» **TASK DIRECTIONS**:
Extract each record and reproduce it exactly.

# MATERIAL SUPPLIED start

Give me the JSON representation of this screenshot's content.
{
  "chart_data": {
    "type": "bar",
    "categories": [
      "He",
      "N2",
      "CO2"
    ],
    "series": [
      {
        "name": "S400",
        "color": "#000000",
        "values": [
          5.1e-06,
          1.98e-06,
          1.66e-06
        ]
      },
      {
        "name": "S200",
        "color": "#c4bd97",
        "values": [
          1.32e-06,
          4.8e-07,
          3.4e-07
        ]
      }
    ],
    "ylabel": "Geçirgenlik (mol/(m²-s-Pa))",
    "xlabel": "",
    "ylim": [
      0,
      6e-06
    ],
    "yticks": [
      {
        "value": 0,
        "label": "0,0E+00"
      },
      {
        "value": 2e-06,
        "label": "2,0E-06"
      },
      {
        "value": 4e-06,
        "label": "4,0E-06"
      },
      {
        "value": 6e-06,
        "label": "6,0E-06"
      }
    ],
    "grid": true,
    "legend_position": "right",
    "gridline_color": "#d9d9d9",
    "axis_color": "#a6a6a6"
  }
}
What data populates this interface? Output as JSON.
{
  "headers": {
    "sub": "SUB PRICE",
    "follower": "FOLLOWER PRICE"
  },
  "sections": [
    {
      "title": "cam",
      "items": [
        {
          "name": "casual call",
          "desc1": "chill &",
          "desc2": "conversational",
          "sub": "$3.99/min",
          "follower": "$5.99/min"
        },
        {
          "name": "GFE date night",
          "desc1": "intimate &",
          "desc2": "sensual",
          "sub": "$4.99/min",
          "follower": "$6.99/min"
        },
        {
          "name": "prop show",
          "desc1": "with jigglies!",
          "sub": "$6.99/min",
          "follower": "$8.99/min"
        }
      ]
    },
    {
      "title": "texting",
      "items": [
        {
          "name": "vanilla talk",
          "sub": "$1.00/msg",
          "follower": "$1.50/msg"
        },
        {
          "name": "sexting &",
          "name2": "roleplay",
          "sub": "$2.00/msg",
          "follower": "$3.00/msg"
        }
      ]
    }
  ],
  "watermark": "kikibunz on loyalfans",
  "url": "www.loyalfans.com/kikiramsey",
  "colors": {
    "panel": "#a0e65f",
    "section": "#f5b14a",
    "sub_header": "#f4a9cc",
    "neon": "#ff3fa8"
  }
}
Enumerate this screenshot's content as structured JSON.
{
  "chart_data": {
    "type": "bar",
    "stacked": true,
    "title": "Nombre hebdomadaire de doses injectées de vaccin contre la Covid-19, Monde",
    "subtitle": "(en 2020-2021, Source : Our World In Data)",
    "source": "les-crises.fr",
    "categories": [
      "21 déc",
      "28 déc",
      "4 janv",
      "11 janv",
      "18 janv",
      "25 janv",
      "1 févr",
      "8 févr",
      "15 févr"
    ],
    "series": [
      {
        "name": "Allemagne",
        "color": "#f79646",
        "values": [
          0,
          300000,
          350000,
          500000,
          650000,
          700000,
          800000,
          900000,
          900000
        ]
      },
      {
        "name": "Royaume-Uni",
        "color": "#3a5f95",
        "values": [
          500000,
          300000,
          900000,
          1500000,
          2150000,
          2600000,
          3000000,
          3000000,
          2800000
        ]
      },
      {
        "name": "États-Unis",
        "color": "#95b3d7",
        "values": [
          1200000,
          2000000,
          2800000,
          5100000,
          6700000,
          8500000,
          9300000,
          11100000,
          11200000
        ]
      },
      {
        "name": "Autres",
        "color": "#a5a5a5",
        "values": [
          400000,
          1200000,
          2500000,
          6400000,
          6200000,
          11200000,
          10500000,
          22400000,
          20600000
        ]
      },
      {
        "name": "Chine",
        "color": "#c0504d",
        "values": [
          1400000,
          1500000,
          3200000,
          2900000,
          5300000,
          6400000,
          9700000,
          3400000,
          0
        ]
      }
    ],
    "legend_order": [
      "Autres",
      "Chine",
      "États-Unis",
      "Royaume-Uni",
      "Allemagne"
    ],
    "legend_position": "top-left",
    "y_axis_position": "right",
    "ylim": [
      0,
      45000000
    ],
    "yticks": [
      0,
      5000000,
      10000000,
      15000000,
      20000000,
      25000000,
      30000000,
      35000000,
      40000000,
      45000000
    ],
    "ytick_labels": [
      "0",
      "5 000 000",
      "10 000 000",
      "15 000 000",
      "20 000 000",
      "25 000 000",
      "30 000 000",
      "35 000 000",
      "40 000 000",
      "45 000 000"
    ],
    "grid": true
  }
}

# MATERIAL SUPPLIED end

» **EXERCISE RESPONSE**:
Give me the JSON representation of this screenshot's content.
{
  "chart_data": {
    "type": "bar",
    "categories": [
      "He",
      "N2",
      "CO2"
    ],
    "series": [
      {
        "name": "S400",
        "color": "#000000",
        "values": [
          5.1e-06,
          1.98e-06,
          1.66e-06
        ]
      },
      {
        "name": "S200",
        "color": "#c4bd97",
        "values": [
          1.32e-06,
          4.8e-07,
          3.4e-07
        ]
      }
    ],
    "ylabel": "Geçirgenlik (mol/(m²-s-Pa))",
    "xlabel": "",
    "ylim": [
      0,
      6e-06
    ],
    "yticks": [
      {
        "value": 0,
        "label": "0,0E+00"
      },
      {
        "value": 2e-06,
        "label": "2,0E-06"
      },
      {
        "value": 4e-06,
        "label": "4,0E-06"
      },
      {
        "value": 6e-06,
        "label": "6,0E-06"
      }
    ],
    "grid": true,
    "legend_position": "right",
    "gridline_color": "#d9d9d9",
    "axis_color": "#a6a6a6"
  }
}
What data populates this interface? Output as JSON.
{
  "headers": {
    "sub": "SUB PRICE",
    "follower": "FOLLOWER PRICE"
  },
  "sections": [
    {
      "title": "cam",
      "items": [
        {
          "name": "casual call",
          "desc1": "chill &",
          "desc2": "conversational",
          "sub": "$3.99/min",
          "follower": "$5.99/min"
        },
        {
          "name": "GFE date night",
          "desc1": "intimate &",
          "desc2": "sensual",
          "sub": "$4.99/min",
          "follower": "$6.99/min"
        },
        {
          "name": "prop show",
          "desc1": "with jigglies!",
          "sub": "$6.99/min",
          "follower": "$8.99/min"
        }
      ]
    },
    {
      "title": "texting",
      "items": [
        {
          "name": "vanilla talk",
          "sub": "$1.00/msg",
          "follower": "$1.50/msg"
        },
        {
          "name": "sexting &",
          "name2": "roleplay",
          "sub": "$2.00/msg",
          "follower": "$3.00/msg"
        }
      ]
    }
  ],
  "watermark": "kikibunz on loyalfans",
  "url": "www.loyalfans.com/kikiramsey",
  "colors": {
    "panel": "#a0e65f",
    "section": "#f5b14a",
    "sub_header": "#f4a9cc",
    "neon": "#ff3fa8"
  }
}
Enumerate this screenshot's content as structured JSON.
{
  "chart_data": {
    "type": "bar",
    "stacked": true,
    "title": "Nombre hebdomadaire de doses injectées de vaccin contre la Covid-19, Monde",
    "subtitle": "(en 2020-2021, Source : Our World In Data)",
    "source": "les-crises.fr",
    "categories": [
      "21 déc",
      "28 déc",
      "4 janv",
      "11 janv",
      "18 janv",
      "25 janv",
      "1 févr",
      "8 févr",
      "15 févr"
    ],
    "series": [
      {
        "name": "Allemagne",
        "color": "#f79646",
        "values": [
          0,
          300000,
          350000,
          500000,
          650000,
          700000,
          800000,
          900000,
          900000
        ]
      },
      {
        "name": "Royaume-Uni",
        "color": "#3a5f95",
        "values": [
          500000,
          300000,
          900000,
          1500000,
          2150000,
          2600000,
          3000000,
          3000000,
          2800000
        ]
      },
      {
        "name": "États-Unis",
        "color": "#95b3d7",
        "values": [
          1200000,
          2000000,
          2800000,
          5100000,
          6700000,
          8500000,
          9300000,
          11100000,
          11200000
        ]
      },
      {
        "name": "Autres",
        "color": "#a5a5a5",
        "values": [
          400000,
          1200000,
          2500000,
          6400000,
          6200000,
          11200000,
          10500000,
          22400000,
          20600000
        ]
      },
      {
        "name": "Chine",
        "color": "#c0504d",
        "values": [
          1400000,
          1500000,
          3200000,
          2900000,
          5300000,
          6400000,
          9700000,
          3400000,
          0
        ]
      }
    ],
    "legend_order": [
      "Autres",
      "Chine",
      "États-Unis",
      "Royaume-Uni",
      "Allemagne"
    ],
    "legend_position": "top-left",
    "y_axis_position": "right",
    "ylim": [
      0,
      45000000
    ],
    "yticks": [
      0,
      5000000,
      10000000,
      15000000,
      20000000,
      25000000,
      30000000,
      35000000,
      40000000,
      45000000
    ],
    "ytick_labels": [
      "0",
      "5 000 000",
      "10 000 000",
      "15 000 000",
      "20 000 000",
      "25 000 000",
      "30 000 000",
      "35 000 000",
      "40 000 000",
      "45 000 000"
    ],
    "grid": true
  }
}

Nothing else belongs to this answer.